What to do
Identify and pull out each line of the entries in which "публичных" occurs.
'''
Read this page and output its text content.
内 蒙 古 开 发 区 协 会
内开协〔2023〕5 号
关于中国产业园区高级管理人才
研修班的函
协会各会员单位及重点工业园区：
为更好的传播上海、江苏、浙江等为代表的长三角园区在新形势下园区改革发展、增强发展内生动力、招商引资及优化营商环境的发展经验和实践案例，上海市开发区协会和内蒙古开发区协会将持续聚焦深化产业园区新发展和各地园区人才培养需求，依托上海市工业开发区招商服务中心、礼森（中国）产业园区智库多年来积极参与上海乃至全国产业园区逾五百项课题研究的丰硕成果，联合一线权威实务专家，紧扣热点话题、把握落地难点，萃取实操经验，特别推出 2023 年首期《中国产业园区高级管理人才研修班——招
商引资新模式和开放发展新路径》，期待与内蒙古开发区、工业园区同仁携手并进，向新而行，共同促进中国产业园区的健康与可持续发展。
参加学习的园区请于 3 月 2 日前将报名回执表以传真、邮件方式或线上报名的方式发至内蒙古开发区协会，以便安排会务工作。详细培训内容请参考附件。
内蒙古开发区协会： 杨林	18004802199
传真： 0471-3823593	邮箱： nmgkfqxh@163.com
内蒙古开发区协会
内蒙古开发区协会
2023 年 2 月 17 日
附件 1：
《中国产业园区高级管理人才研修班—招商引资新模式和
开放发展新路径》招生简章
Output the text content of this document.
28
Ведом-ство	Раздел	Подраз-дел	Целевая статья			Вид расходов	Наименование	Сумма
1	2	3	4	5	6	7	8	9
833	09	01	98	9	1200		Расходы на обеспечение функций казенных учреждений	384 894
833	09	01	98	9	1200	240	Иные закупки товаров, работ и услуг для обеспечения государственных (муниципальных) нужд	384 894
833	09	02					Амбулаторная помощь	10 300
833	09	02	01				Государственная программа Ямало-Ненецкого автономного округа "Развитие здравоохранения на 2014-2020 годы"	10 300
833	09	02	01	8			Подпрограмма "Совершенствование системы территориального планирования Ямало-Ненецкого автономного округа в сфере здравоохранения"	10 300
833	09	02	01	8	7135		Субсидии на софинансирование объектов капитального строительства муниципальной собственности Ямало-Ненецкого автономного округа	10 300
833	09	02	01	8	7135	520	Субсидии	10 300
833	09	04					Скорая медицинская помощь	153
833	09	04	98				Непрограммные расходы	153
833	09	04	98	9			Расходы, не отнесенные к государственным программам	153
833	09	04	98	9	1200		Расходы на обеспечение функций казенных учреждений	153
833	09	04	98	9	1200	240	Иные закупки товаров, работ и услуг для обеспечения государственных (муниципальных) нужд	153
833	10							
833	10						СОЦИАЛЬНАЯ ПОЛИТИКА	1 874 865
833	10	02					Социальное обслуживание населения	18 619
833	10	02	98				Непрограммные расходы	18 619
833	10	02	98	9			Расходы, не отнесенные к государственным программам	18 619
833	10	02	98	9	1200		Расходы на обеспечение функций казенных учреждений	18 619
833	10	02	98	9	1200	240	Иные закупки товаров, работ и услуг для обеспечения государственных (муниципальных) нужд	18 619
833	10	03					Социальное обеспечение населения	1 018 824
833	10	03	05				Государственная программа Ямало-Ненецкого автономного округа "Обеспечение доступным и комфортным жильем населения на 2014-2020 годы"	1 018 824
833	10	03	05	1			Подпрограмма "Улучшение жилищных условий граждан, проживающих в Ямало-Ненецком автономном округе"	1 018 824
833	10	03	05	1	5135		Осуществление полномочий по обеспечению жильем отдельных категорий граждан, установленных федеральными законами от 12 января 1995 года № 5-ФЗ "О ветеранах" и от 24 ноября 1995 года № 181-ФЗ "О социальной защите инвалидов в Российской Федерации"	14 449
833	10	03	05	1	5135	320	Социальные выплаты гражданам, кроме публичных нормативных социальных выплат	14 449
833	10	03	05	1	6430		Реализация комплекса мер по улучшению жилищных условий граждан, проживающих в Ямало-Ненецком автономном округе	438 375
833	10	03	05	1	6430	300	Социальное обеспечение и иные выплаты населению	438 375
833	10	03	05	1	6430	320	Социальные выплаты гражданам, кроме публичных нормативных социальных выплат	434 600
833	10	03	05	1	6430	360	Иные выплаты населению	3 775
'''
Task answer
833	10	03	05	1	5135	320	Социальные выплаты гражданам, кроме публичных нормативных социальных выплат	14 449
833	10	03	05	1	6430	320	Социальные выплаты гражданам, кроме публичных нормативных социальных выплат	434 600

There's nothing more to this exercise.